WORK INSTRUCTIONS =>
Where a line contains the word "been", copy that line.

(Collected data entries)

============

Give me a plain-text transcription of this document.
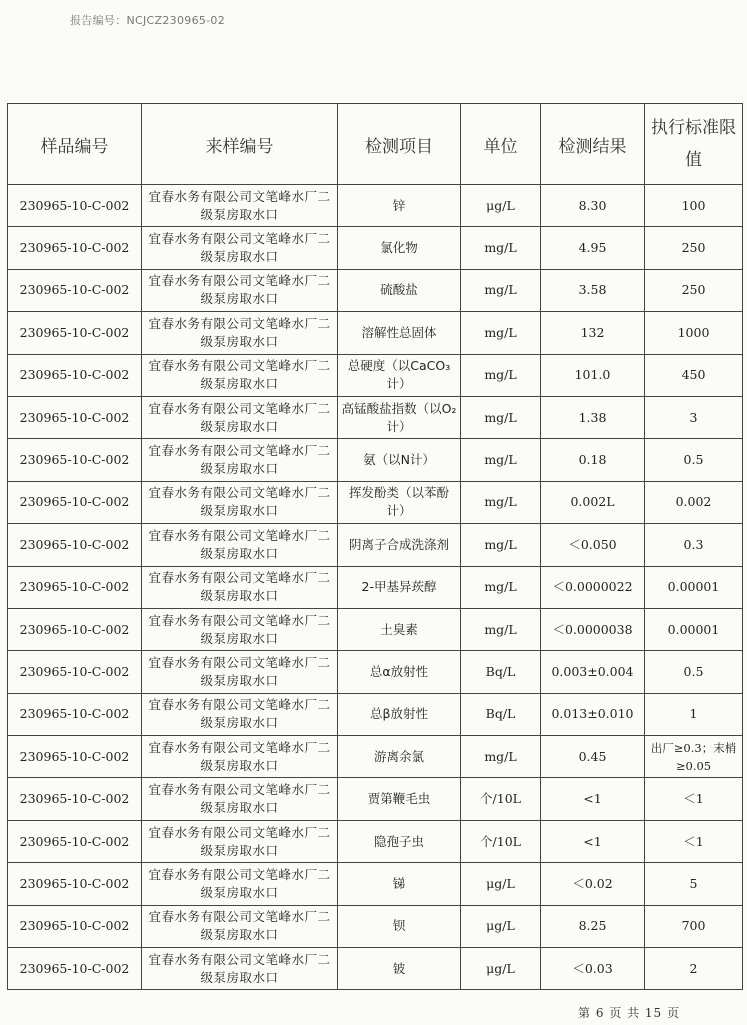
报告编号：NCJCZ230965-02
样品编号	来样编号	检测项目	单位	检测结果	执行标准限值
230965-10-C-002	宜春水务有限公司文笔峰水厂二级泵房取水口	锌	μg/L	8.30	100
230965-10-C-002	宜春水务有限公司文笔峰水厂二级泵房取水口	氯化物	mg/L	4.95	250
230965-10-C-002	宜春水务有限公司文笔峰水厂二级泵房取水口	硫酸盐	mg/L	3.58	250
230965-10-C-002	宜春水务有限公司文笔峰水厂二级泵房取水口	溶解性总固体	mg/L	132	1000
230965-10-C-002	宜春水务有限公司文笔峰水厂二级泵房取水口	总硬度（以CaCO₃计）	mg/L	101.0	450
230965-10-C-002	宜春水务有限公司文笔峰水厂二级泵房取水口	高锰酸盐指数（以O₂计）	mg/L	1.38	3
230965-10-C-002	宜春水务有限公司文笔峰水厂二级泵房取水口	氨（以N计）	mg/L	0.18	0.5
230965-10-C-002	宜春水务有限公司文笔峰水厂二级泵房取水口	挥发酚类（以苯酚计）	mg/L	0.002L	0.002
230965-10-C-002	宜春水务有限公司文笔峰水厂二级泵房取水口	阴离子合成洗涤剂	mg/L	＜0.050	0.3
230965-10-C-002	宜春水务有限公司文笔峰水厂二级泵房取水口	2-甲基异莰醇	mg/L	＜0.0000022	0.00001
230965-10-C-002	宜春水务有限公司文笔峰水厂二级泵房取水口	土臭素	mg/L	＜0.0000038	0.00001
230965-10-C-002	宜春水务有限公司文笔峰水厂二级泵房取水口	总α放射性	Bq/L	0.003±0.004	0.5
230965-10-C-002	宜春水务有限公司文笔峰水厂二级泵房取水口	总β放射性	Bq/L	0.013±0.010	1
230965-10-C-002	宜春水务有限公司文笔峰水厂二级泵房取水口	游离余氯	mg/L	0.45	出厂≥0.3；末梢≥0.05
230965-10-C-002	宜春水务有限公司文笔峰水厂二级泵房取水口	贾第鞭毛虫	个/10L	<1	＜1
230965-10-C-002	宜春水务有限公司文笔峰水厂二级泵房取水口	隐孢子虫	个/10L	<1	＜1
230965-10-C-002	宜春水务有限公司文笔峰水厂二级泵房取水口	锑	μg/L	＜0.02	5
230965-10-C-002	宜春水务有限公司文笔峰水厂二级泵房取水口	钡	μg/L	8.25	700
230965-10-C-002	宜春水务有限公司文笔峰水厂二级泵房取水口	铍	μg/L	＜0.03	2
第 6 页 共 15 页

============

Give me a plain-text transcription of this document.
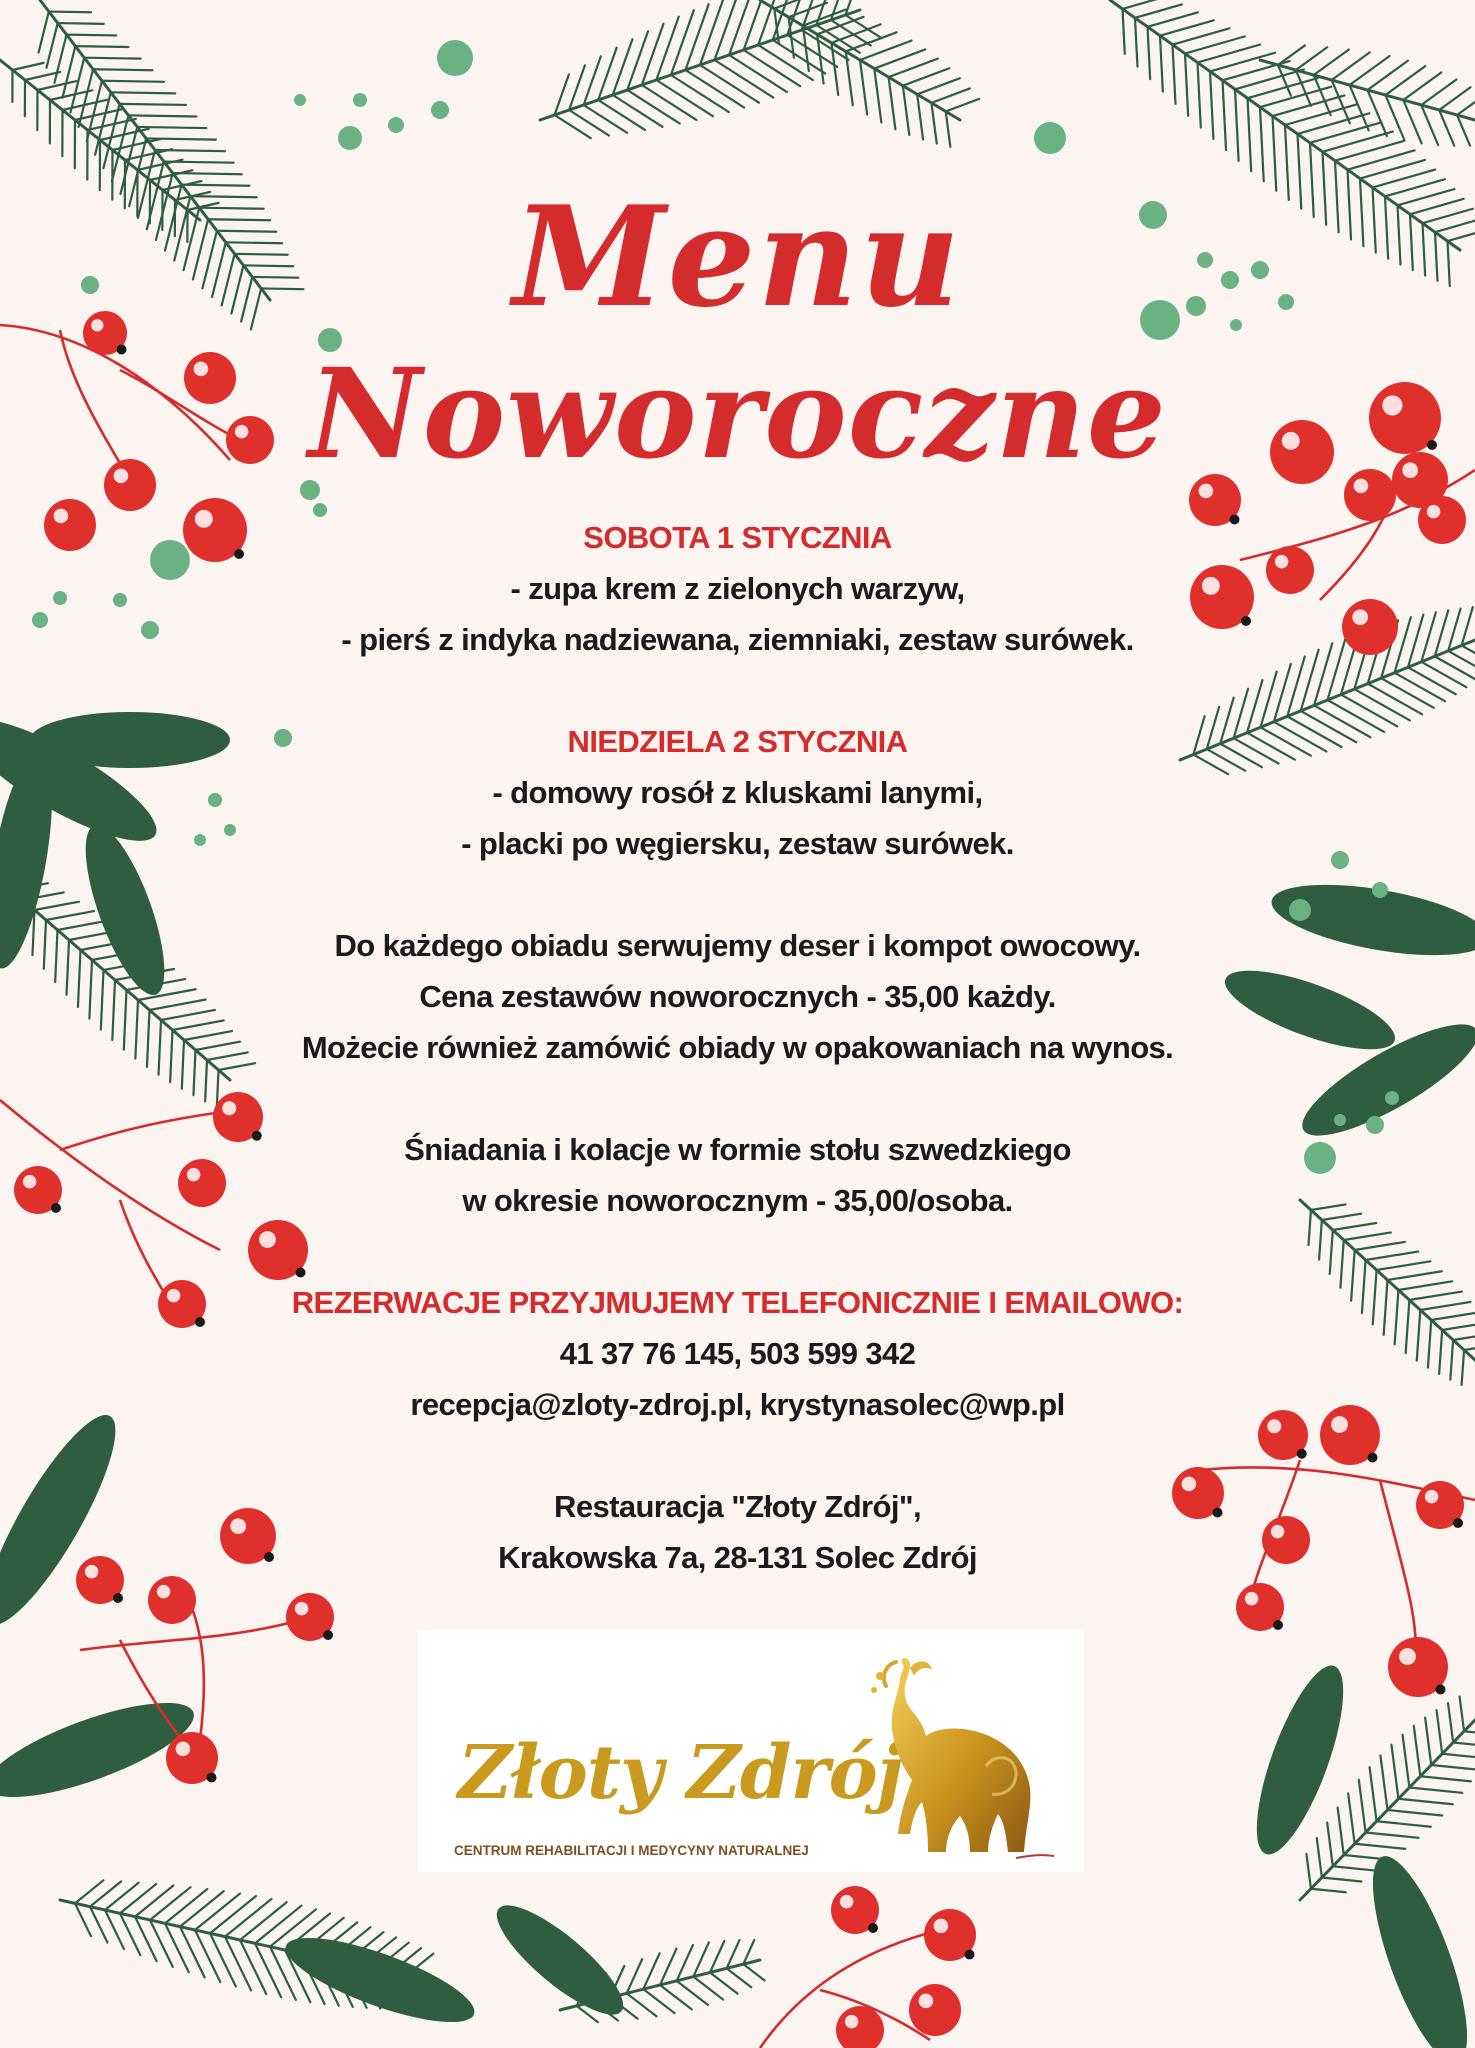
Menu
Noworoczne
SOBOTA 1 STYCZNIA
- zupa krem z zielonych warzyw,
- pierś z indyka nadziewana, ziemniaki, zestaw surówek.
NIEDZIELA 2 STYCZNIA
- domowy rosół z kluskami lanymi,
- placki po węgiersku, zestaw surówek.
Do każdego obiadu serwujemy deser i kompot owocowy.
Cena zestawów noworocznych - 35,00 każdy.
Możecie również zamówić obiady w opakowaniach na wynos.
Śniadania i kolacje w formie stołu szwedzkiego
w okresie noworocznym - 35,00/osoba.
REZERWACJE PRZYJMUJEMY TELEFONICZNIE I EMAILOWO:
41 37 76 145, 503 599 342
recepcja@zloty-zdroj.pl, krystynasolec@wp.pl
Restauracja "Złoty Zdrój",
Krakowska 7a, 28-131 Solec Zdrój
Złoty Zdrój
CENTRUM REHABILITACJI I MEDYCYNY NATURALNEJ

============

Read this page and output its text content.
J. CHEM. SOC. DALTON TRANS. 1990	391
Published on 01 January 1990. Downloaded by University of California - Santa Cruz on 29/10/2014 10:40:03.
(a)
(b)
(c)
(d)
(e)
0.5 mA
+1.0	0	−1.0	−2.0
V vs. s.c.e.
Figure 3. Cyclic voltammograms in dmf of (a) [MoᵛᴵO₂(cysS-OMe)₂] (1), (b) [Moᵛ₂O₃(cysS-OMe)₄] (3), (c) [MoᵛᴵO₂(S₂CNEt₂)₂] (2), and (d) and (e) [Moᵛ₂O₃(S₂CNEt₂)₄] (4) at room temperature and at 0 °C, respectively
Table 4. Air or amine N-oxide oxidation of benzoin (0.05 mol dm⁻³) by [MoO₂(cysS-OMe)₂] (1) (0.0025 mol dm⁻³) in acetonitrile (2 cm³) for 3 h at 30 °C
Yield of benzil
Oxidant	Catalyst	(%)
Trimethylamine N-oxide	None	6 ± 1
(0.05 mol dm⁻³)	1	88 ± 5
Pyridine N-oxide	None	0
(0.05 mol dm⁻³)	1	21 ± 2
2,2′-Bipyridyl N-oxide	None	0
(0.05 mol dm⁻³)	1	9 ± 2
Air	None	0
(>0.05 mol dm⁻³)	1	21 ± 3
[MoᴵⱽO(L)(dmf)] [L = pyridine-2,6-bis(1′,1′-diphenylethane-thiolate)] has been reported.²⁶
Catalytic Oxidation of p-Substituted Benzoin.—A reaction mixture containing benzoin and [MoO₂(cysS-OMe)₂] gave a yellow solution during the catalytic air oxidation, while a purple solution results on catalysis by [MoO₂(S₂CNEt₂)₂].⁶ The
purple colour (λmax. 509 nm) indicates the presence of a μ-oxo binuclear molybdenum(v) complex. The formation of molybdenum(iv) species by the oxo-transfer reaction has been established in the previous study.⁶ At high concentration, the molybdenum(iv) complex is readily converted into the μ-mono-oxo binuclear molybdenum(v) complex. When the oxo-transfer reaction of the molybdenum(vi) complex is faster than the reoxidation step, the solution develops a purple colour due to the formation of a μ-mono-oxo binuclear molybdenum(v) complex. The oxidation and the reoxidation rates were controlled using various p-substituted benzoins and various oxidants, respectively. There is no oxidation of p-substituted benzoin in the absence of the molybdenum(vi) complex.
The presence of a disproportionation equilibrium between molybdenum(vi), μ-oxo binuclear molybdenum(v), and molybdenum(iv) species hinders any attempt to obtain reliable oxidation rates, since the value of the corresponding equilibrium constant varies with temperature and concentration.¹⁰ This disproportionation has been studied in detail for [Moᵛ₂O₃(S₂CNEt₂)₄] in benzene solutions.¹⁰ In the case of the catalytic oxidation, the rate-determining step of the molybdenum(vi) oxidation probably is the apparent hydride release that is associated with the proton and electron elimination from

============

TASK OUTPUT =>
[MoᴵⱽO(L)(dmf)] [L = pyridine-2,6-bis(1′,1′-diphenylethane-thiolate)] has been reported.²⁶
purple colour (λmax. 509 nm) indicates the presence of a μ-oxo binuclear molybdenum(v) complex. The formation of molybdenum(iv) species by the oxo-transfer reaction has been established in the previous study.⁶ At high concentration, the molybdenum(iv) complex is readily converted into the μ-mono-oxo binuclear molybdenum(v) complex. When the oxo-transfer reaction of the molybdenum(vi) complex is faster than the reoxidation step, the solution develops a purple colour due to the formation of a μ-mono-oxo binuclear molybdenum(v) complex. The oxidation and the reoxidation rates were controlled using various p-substituted benzoins and various oxidants, respectively. There is no oxidation of p-substituted benzoin in the absence of the molybdenum(vi) complex.
The presence of a disproportionation equilibrium between molybdenum(vi), μ-oxo binuclear molybdenum(v), and molybdenum(iv) species hinders any attempt to obtain reliable oxidation rates, since the value of the corresponding equilibrium constant varies with temperature and concentration.¹⁰ This disproportionation has been studied in detail for [Moᵛ₂O₃(S₂CNEt₂)₄] in benzene solutions.¹⁰ In the case of the catalytic oxidation, the rate-determining step of the molybdenum(vi) oxidation probably is the apparent hydride release that is associated with the proton and electron elimination from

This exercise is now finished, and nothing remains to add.